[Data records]
###
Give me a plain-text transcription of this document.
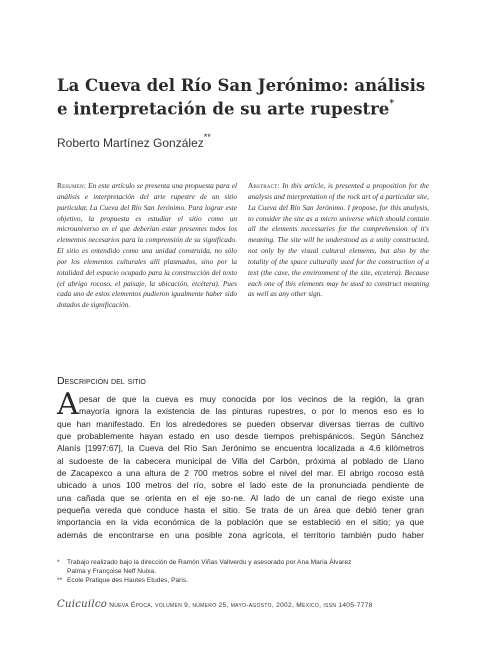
La Cueva del Río San Jerónimo: análisis
e interpretación de su arte rupestre*
Roberto Martínez González**
Resumen: En este artículo se presenta una propuesta para el análisis e interpretación del arte rupestre de un sitio particular, La Cueva del Río San Jerónimo. Para lograr este objetivo, la propuesta es estudiar el sitio como un microuniverso en el que deberían estar presentes todos los elementos necesarios para la comprensión de su significado. El sitio es entendido como una unidad construida, no sólo por los elementos culturales allí plasmados, sino por la totalidad del espacio ocupado para la construcción del texto (el abrigo rocoso, el paisaje, la ubicación, etcétera). Pues cada uno de estos elementos pudieron igualmente haber sido dotados de significación.
Abstract: In this article, is presented a proposition for the analysis and interpretation of the rock art of a particular site, La Cueva del Río San Jerónimo. I propose, for this analysis, to consider the site as a micro universe which should contain all the elements necessaries for the comprehension of it's meaning. The site will be understood as a unity constructed, not only by the visual cultural elements, but also by the totality of the space culturally used for the construction of a text (the cave, the environment of the site, etcetera). Because each one of this elements may be used to construct meaning as well as any other sign.
Descripción del sitio
A pesar de que la cueva es muy conocida por los vecinos de la región, la gran
mayoría ignora la existencia de las pinturas rupestres, o por lo menos eso es lo
que han manifestado. En los alrededores se pueden observar diversas tierras de cultivo
que probablemente hayan estado en uso desde tiempos prehispánicos. Según Sánchez
Alanís [1997:67], la Cueva del Río San Jerónimo se encuentra localizada a 4.6 kilómetros
al sudoeste de la cabecera municipal de Villa del Carbón, próxima al poblado de Llano
de Zacapexco a una altura de 2 700 metros sobre el nivel del mar. El abrigo rocoso está
ubicado a unos 100 metros del río, sobre el lado este de la pronunciada pendiente de
una cañada que se orienta en el eje so-ne. Al lado de un canal de riego existe una
pequeña vereda que conduce hasta el sitio. Se trata de un área que debió tener gran
importancia en la vida económica de la población que se estableció en el sitio; ya que
además de encontrarse en una posible zona agrícola, el territorio también pudo haber
* Trabajo realizado bajo la dirección de Ramón Viñas Vallverdu y asesorado por Ana María Álvarez
Palma y Françoise Neff Nuixa.
** Ecole Pratique des Hautes Etudes, Paris.
Cuicuilco Nueva Época, volumen 9, número 25, mayo-agosto, 2002, México, issn 1405-7778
###
(Aim of the exercise): Output all of the entries verbatim, leaving out any images.

(Task solution):
Give me a plain-text transcription of this document.
La Cueva del Río San Jerónimo: análisis
e interpretación de su arte rupestre*
Roberto Martínez González**
Resumen: En este artículo se presenta una propuesta para el análisis e interpretación del arte rupestre de un sitio particular, La Cueva del Río San Jerónimo. Para lograr este objetivo, la propuesta es estudiar el sitio como un microuniverso en el que deberían estar presentes todos los elementos necesarios para la comprensión de su significado. El sitio es entendido como una unidad construida, no sólo por los elementos culturales allí plasmados, sino por la totalidad del espacio ocupado para la construcción del texto (el abrigo rocoso, el paisaje, la ubicación, etcétera). Pues cada uno de estos elementos pudieron igualmente haber sido dotados de significación.
Abstract: In this article, is presented a proposition for the analysis and interpretation of the rock art of a particular site, La Cueva del Río San Jerónimo. I propose, for this analysis, to consider the site as a micro universe which should contain all the elements necessaries for the comprehension of it's meaning. The site will be understood as a unity constructed, not only by the visual cultural elements, but also by the totality of the space culturally used for the construction of a text (the cave, the environment of the site, etcetera). Because each one of this elements may be used to construct meaning as well as any other sign.
Descripción del sitio
A pesar de que la cueva es muy conocida por los vecinos de la región, la gran
mayoría ignora la existencia de las pinturas rupestres, o por lo menos eso es lo
que han manifestado. En los alrededores se pueden observar diversas tierras de cultivo
que probablemente hayan estado en uso desde tiempos prehispánicos. Según Sánchez
Alanís [1997:67], la Cueva del Río San Jerónimo se encuentra localizada a 4.6 kilómetros
al sudoeste de la cabecera municipal de Villa del Carbón, próxima al poblado de Llano
de Zacapexco a una altura de 2 700 metros sobre el nivel del mar. El abrigo rocoso está
ubicado a unos 100 metros del río, sobre el lado este de la pronunciada pendiente de
una cañada que se orienta en el eje so-ne. Al lado de un canal de riego existe una
pequeña vereda que conduce hasta el sitio. Se trata de un área que debió tener gran
importancia en la vida económica de la población que se estableció en el sitio; ya que
además de encontrarse en una posible zona agrícola, el territorio también pudo haber
* Trabajo realizado bajo la dirección de Ramón Viñas Vallverdu y asesorado por Ana María Álvarez
Palma y Françoise Neff Nuixa.
** Ecole Pratique des Hautes Etudes, Paris.
Cuicuilco Nueva Época, volumen 9, número 25, mayo-agosto, 2002, México, issn 1405-7778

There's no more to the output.